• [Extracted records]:
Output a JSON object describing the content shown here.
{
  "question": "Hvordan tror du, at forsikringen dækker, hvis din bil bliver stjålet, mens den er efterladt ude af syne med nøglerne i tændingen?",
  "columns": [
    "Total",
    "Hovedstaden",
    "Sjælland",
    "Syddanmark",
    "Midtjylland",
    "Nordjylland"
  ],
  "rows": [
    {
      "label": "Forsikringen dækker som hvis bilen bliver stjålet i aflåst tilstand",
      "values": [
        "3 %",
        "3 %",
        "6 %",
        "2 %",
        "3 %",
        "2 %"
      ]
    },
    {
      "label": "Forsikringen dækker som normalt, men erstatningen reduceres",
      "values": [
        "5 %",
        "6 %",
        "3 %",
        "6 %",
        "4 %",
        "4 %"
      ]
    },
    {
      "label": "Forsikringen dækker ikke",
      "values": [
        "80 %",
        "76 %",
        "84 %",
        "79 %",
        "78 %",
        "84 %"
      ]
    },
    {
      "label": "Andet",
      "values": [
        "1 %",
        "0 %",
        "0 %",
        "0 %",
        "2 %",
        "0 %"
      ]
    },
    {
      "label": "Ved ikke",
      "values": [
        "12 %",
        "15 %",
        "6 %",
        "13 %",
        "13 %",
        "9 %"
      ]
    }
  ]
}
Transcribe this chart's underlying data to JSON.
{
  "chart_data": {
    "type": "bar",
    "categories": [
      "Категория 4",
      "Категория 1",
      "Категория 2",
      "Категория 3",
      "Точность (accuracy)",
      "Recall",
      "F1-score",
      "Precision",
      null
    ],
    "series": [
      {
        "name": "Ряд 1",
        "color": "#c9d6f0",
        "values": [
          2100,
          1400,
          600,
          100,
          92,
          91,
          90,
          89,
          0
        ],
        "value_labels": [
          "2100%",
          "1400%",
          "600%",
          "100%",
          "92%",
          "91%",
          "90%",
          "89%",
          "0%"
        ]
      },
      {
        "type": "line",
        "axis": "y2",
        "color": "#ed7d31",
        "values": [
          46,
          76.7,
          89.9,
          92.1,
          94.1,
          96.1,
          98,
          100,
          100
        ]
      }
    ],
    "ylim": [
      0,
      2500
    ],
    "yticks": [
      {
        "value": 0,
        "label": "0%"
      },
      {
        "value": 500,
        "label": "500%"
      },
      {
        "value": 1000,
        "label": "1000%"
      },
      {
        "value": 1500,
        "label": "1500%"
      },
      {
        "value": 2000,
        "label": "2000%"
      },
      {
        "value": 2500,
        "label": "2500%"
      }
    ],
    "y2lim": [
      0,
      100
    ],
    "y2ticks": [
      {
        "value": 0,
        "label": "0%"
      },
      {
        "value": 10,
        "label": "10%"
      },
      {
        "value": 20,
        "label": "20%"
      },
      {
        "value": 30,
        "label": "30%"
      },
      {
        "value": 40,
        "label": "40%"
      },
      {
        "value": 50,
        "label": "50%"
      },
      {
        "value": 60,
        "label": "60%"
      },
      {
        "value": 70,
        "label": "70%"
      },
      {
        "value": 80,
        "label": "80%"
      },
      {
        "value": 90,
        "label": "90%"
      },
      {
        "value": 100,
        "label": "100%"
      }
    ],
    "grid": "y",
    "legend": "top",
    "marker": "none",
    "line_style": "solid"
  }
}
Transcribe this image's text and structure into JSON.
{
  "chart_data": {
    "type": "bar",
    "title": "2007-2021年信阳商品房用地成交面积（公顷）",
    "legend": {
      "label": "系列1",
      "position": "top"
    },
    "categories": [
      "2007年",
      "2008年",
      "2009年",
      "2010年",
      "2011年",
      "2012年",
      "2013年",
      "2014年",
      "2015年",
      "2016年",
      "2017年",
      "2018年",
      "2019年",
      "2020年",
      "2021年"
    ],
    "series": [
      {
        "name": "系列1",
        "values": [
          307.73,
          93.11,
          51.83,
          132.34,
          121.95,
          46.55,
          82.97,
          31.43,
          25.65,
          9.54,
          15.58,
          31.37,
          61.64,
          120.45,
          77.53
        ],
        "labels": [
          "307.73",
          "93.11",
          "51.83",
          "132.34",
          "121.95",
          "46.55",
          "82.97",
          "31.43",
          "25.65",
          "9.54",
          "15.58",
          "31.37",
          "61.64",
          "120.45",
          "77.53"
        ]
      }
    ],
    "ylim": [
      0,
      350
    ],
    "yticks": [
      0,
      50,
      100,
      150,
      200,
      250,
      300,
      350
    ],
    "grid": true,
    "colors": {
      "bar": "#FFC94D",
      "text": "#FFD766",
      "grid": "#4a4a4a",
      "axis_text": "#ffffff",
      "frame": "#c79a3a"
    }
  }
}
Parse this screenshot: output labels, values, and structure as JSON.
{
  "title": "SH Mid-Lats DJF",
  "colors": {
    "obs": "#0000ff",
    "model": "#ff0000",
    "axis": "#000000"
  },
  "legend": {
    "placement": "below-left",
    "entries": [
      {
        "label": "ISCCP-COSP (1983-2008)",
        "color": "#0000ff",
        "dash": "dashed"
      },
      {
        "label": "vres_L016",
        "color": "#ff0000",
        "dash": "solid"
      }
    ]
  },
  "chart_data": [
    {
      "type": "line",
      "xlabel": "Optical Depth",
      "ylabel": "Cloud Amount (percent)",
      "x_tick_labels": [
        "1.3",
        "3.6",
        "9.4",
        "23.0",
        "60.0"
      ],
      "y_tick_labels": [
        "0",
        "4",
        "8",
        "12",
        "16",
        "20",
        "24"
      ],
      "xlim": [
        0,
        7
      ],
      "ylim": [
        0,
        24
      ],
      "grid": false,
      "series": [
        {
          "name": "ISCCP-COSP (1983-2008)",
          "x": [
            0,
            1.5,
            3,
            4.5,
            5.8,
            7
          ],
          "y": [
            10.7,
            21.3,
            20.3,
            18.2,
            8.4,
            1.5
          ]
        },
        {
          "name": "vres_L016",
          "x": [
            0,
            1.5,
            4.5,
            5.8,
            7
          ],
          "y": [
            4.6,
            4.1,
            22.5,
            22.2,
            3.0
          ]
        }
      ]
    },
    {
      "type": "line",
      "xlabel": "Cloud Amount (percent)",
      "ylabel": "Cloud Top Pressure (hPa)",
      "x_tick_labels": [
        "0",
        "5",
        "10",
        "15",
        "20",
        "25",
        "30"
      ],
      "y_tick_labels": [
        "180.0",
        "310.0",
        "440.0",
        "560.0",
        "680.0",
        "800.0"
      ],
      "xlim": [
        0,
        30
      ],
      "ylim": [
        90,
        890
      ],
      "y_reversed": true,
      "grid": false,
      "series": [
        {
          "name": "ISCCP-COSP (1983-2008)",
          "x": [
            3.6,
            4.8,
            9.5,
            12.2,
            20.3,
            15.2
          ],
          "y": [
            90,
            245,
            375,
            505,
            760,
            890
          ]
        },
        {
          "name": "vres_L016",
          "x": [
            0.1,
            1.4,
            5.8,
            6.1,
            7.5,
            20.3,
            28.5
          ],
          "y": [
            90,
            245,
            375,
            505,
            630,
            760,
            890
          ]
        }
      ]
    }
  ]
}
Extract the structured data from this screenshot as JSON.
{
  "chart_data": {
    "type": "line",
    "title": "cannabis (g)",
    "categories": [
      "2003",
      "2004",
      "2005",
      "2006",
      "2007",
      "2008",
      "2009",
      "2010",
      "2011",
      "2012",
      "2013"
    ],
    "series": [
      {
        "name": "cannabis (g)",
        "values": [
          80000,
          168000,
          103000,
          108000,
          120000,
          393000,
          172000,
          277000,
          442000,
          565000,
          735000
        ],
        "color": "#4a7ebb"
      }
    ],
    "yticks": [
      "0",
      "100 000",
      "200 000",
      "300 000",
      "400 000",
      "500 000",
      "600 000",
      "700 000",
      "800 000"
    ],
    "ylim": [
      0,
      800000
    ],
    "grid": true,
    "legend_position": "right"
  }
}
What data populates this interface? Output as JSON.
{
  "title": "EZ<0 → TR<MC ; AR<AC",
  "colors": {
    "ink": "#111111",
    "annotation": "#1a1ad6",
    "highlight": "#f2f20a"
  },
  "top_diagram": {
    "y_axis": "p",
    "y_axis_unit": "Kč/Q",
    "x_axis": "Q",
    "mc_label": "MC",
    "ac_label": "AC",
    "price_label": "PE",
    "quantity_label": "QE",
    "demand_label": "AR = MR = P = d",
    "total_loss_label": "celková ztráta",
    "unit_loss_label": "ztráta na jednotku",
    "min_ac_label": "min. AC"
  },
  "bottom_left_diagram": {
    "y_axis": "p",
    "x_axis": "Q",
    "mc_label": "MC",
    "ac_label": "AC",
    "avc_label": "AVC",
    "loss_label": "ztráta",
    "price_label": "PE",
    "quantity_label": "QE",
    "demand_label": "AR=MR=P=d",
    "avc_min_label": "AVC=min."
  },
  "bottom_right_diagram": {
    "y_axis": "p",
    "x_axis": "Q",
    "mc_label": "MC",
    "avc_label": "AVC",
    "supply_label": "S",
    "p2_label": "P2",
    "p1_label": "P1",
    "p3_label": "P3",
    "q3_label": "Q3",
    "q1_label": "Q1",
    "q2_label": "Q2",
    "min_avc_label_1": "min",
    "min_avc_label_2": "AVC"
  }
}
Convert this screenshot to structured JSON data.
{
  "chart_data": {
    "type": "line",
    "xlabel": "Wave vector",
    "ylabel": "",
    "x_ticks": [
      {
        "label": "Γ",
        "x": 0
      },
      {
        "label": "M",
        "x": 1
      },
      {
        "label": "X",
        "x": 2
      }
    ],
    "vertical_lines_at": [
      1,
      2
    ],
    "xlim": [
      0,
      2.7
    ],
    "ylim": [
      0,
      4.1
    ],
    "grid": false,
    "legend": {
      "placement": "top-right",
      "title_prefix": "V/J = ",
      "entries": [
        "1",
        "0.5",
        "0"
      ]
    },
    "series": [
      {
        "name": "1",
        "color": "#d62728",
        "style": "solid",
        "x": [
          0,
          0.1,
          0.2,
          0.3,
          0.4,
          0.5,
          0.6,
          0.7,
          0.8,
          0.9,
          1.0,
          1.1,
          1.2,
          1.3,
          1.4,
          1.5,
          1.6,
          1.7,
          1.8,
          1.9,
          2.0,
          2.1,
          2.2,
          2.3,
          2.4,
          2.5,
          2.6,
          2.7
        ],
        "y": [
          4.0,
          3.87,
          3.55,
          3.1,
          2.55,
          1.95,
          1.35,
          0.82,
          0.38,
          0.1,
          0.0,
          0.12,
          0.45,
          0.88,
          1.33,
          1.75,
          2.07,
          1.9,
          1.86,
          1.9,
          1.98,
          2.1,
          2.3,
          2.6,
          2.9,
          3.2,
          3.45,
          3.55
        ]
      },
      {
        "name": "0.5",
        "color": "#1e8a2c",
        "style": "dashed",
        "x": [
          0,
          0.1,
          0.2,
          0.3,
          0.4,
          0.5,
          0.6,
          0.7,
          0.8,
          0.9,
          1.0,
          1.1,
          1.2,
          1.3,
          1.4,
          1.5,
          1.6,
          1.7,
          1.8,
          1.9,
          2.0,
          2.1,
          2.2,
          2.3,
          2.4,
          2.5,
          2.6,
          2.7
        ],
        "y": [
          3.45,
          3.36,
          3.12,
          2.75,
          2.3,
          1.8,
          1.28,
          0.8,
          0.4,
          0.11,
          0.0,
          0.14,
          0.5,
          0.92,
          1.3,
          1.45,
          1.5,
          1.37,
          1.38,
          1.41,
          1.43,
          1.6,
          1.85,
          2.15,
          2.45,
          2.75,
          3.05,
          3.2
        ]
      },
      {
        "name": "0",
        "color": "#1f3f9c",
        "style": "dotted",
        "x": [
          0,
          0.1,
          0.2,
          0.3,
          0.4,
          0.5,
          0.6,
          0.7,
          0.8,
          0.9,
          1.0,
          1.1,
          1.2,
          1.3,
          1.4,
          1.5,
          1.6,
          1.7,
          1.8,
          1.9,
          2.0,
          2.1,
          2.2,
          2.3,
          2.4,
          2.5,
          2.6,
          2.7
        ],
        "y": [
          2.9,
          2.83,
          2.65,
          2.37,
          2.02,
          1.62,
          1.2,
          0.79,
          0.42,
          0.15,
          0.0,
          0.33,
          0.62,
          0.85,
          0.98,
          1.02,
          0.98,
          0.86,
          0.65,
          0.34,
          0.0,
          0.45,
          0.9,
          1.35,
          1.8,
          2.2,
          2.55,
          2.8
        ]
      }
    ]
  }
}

• [Exercise goal]: Copy out every line holding the string "Amount".

• [Task response]:
      "ylabel": "Cloud Amount (percent)",
      "xlabel": "Cloud Amount (percent)",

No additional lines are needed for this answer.